▶ **WHAT YOU NEED TO DO**:
a. From the early microcode excerpt, echo the passage starting with "The format of the combined" and going on through "a sleep state.".
b. Rewrite the paragraph of the early microcode excerpt that begins "During BSP boot (before SMP starts)" as a short list that keeps its main facts.
c. List every abbreviation in the early microcode excerpt that is written entirely in capital letters, counting singular and plural forms as one.

The format of the early initramfs is nicely documented in Linux's
Documentation/x86/early-microcode.txt:
Early load microcode
====================
By Fenghua Yu <fenghua.yu@intel.com>
Kernel can update microcode in early phase of boot time. Loading microcode early
can fix CPU issues before they are observed during kernel boot time.
Microcode is stored in an initrd file. The microcode is read from the initrd
file and loaded to CPUs during boot time.
The format of the combined initrd image is microcode in cpio format followed by
the initrd image (maybe compressed). Kernel parses the combined initrd image
during boot time. The microcode file in cpio name space is:
kernel/x86/microcode/GenuineIntel.bin
During BSP boot (before SMP starts), if the kernel finds the microcode file in
the initrd file, it parses the microcode and saves matching microcode in memory.
If matching microcode is found, it will be uploaded in BSP and later on in all
APs.
The cached microcode patch is applied when CPUs resume from a sleep state.

[Document understanding data]
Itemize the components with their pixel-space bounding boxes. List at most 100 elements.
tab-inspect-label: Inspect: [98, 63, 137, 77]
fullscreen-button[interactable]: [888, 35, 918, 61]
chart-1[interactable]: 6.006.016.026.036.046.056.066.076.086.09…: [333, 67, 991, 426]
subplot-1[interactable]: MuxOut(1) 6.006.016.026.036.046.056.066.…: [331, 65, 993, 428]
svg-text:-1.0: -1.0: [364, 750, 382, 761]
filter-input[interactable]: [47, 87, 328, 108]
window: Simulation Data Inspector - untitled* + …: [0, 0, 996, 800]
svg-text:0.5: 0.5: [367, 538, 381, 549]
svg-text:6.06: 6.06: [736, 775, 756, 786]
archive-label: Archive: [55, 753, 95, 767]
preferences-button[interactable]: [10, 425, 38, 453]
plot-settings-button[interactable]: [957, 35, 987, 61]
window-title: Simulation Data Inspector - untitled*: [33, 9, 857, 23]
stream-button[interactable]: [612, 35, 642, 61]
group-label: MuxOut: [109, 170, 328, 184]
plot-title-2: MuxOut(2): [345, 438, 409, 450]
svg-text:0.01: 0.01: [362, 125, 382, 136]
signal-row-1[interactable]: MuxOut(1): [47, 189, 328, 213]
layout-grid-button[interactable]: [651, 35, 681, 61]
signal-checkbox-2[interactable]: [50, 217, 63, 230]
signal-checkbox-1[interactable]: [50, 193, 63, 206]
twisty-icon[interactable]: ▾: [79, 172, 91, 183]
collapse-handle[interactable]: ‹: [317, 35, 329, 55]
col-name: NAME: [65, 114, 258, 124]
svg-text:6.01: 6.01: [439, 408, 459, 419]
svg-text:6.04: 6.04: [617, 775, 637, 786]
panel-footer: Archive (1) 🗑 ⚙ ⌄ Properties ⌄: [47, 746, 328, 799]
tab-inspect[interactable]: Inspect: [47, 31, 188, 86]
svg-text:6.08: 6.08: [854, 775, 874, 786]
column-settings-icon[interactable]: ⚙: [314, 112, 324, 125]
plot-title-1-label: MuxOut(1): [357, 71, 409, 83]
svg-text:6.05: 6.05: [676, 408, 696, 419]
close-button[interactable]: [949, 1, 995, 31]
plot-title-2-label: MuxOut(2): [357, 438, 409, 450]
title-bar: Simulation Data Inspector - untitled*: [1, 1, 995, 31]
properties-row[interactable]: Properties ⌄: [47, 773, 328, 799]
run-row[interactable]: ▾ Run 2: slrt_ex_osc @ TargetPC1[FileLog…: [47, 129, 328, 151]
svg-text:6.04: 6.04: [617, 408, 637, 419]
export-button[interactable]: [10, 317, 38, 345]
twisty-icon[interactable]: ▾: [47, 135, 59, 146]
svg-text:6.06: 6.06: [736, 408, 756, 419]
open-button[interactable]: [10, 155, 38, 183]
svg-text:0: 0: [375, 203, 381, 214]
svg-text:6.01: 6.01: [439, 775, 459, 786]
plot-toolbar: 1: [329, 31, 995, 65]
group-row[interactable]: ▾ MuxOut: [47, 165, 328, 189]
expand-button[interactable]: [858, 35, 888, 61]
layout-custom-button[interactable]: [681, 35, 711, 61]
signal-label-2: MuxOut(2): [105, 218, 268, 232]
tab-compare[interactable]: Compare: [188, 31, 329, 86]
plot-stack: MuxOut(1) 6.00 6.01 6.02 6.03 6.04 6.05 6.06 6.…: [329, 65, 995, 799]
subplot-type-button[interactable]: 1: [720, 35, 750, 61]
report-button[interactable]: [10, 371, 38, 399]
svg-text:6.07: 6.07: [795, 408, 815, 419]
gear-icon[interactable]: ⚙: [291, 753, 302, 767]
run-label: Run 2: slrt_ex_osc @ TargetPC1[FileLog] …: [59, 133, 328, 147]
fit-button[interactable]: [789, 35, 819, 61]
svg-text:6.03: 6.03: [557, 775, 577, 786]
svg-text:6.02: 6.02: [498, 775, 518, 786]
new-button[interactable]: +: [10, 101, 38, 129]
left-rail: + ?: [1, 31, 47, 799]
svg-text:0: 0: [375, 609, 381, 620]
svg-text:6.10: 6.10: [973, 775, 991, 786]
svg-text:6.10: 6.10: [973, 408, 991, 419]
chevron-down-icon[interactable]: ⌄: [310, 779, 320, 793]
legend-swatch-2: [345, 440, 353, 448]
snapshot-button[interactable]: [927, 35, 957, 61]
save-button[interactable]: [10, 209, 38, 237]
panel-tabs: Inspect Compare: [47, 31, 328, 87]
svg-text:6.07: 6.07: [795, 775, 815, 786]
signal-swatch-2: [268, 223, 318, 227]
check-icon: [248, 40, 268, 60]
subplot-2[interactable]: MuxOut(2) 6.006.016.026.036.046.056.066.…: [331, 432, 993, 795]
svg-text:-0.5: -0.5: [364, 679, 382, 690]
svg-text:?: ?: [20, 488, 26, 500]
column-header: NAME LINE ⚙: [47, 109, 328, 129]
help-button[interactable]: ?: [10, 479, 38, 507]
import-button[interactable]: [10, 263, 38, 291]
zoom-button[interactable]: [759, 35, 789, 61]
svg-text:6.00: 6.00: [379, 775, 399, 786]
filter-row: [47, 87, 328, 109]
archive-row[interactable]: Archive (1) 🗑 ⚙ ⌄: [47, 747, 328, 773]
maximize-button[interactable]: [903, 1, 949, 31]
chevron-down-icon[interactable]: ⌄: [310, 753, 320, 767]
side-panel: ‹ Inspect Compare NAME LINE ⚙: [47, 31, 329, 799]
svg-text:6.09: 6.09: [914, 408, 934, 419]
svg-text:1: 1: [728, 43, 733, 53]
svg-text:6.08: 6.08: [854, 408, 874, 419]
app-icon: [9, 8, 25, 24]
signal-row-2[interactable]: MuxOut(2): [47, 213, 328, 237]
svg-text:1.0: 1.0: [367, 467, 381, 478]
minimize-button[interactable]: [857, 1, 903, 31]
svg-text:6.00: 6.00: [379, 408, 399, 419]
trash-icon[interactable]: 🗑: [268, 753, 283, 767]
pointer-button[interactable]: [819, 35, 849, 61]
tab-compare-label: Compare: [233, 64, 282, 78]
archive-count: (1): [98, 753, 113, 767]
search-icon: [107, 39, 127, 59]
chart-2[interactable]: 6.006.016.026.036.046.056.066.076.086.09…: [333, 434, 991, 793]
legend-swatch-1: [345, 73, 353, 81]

▶ **PER-TASK OUTPUTS**:
a.
The format of the combined initrd image is microcode in cpio format followed by
the initrd image (maybe compressed). Kernel parses the combined initrd image
during boot time. The microcode file in cpio name space is:
kernel/x86/microcode/GenuineIntel.bin
During BSP boot (before SMP starts), if the kernel finds the microcode file in
the initrd file, it parses the microcode and saves matching microcode in memory.
If matching microcode is found, it will be uploaded in BSP and later on in all
APs.
The cached microcode patch is applied when CPUs resume from a sleep state.

b.
- The process takes place during BSP boot, before SMP starts.
- If the kernel finds the microcode file in the initrd file, it parses the microcode.
- The kernel saves the matching microcode in memory.
- If matching microcode is found, it is uploaded first in the BSP and later in all APs.

c.
- CPU
- BSP
- SMP
- APs